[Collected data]
::::::::::

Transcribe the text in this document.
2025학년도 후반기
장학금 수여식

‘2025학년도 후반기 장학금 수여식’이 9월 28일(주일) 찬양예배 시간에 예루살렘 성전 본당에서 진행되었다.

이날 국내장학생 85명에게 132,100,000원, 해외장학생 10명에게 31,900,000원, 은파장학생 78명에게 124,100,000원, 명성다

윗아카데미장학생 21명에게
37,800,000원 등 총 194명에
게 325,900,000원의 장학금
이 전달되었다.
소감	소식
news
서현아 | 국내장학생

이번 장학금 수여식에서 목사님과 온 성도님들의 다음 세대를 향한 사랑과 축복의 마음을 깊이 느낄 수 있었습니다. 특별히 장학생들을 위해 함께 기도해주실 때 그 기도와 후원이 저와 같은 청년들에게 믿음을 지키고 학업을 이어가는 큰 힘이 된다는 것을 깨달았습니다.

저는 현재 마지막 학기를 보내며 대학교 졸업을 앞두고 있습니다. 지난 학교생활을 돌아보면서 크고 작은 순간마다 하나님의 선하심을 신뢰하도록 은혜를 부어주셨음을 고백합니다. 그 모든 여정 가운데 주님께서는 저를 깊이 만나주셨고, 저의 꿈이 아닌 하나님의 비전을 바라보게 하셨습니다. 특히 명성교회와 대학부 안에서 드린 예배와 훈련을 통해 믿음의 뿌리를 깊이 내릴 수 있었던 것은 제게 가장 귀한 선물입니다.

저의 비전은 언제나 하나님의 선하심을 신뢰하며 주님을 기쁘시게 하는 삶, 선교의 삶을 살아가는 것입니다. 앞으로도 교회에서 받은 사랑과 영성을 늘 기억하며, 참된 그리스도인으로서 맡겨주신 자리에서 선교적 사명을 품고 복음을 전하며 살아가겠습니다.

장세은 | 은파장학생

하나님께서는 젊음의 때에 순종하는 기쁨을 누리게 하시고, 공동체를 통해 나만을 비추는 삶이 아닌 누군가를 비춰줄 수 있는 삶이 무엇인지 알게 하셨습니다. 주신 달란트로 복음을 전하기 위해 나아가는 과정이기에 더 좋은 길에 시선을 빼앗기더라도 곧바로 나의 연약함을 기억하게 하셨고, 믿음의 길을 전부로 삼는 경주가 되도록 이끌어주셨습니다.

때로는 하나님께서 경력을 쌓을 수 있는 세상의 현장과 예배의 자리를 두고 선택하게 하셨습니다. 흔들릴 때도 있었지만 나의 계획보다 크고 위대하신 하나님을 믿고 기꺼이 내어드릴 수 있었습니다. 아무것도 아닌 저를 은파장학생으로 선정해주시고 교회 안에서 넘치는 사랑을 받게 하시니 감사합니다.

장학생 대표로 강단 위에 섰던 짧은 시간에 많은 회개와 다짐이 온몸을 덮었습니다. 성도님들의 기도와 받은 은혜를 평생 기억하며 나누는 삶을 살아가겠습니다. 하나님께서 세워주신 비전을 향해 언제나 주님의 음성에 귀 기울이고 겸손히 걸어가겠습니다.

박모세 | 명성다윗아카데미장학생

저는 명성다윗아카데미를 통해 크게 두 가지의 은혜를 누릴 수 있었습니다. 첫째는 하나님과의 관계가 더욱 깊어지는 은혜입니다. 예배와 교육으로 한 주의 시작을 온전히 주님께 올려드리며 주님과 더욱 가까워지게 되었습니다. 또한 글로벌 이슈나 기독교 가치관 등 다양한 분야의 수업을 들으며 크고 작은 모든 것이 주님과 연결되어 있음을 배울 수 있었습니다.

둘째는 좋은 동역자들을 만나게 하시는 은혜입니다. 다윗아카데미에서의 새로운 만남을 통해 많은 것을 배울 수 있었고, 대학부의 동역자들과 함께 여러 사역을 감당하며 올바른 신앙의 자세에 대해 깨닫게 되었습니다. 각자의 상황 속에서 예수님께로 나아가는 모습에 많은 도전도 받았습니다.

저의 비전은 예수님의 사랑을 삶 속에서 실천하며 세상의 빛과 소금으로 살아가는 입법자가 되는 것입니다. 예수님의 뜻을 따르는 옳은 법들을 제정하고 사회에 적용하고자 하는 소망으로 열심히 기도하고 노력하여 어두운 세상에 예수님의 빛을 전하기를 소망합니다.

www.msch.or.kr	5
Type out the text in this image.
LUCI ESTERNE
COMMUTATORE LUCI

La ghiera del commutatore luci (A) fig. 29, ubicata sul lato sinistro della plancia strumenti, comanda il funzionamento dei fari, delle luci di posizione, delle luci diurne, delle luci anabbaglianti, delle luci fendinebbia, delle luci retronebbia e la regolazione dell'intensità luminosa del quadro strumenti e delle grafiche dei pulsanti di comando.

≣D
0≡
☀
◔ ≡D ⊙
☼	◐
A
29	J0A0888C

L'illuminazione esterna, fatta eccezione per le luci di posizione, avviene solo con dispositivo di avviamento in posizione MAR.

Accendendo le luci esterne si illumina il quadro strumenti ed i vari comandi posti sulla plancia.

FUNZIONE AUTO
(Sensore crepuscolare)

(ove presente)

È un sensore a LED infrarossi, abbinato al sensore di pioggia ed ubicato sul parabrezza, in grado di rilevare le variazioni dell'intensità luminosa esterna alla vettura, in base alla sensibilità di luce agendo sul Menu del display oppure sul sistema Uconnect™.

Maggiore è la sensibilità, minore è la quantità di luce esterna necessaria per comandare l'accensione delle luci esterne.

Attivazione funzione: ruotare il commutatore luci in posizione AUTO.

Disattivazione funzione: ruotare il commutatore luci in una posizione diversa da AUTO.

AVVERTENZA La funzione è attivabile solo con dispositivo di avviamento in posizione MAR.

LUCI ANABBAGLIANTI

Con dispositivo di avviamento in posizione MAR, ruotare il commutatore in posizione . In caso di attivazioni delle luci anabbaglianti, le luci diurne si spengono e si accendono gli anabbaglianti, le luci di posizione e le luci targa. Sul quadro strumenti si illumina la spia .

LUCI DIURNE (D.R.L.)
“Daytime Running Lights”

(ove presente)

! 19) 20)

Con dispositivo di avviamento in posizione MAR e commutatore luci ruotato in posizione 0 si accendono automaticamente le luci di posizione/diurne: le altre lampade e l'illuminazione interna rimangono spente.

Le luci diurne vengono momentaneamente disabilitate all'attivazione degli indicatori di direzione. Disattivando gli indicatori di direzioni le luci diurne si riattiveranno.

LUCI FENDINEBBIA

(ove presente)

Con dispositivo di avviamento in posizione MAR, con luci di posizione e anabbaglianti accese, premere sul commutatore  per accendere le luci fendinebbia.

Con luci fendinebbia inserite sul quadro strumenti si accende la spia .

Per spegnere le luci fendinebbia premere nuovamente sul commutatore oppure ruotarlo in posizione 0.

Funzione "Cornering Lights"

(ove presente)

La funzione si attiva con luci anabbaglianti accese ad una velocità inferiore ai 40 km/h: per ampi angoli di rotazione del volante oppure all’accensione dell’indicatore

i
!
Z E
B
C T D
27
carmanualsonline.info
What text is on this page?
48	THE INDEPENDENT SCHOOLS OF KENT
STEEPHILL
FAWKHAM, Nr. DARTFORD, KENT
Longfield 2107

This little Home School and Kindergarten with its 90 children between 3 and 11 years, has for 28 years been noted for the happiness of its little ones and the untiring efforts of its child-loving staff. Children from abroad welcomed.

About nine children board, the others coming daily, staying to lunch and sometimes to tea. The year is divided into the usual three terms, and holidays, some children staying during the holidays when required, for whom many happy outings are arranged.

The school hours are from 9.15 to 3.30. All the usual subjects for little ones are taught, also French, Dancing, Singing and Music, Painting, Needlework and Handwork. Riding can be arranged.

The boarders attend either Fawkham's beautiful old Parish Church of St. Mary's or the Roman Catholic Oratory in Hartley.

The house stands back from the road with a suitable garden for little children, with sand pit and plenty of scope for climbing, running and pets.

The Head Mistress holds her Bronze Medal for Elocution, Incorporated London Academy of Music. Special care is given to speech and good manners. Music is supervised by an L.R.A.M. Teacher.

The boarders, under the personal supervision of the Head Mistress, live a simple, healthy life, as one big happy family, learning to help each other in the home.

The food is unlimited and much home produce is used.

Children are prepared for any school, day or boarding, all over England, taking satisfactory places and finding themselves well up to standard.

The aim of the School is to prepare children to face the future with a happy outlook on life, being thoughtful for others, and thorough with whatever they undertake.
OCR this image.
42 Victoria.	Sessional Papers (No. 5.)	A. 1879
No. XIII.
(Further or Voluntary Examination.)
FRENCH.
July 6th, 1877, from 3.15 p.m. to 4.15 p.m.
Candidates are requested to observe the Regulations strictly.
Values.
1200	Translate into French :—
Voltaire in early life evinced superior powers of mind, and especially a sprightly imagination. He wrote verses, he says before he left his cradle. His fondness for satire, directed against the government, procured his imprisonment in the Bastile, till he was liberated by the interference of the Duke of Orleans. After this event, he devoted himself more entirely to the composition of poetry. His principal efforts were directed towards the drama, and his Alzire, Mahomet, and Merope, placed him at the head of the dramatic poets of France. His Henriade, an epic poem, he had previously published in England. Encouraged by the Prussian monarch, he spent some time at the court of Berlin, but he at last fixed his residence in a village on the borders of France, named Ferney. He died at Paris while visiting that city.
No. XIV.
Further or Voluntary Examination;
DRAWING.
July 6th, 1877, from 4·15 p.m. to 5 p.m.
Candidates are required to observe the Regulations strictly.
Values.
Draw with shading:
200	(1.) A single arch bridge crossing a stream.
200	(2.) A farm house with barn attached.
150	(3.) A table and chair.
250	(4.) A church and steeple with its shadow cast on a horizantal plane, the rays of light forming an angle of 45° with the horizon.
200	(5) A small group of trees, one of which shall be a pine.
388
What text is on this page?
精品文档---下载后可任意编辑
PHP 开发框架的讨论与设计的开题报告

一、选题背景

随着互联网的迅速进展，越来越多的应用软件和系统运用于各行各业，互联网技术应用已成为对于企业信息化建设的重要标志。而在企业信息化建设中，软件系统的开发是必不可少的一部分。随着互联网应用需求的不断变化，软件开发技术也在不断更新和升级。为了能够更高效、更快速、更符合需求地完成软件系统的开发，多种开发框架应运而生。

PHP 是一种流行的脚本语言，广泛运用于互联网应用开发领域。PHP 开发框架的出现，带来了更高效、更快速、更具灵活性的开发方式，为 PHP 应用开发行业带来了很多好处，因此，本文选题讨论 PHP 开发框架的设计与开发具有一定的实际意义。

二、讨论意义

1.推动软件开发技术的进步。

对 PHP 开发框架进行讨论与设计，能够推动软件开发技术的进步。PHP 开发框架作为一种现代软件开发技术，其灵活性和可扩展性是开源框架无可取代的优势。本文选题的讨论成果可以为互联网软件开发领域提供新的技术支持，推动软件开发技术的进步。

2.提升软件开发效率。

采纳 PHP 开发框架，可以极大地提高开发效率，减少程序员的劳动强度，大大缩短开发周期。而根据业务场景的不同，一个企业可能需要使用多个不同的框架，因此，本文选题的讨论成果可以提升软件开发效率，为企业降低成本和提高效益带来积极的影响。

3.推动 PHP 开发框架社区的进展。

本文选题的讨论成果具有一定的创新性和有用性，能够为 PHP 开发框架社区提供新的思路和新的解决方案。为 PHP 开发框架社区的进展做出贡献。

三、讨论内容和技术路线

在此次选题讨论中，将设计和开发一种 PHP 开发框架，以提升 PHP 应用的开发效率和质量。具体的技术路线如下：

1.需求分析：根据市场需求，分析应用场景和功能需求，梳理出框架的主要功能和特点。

::::::::::

▶ [TASK BRIEF]:
Among the entries above, how many lines include the word "Regulations"? Give the number with no comment.

▶ [COMPLETED TASK]:
2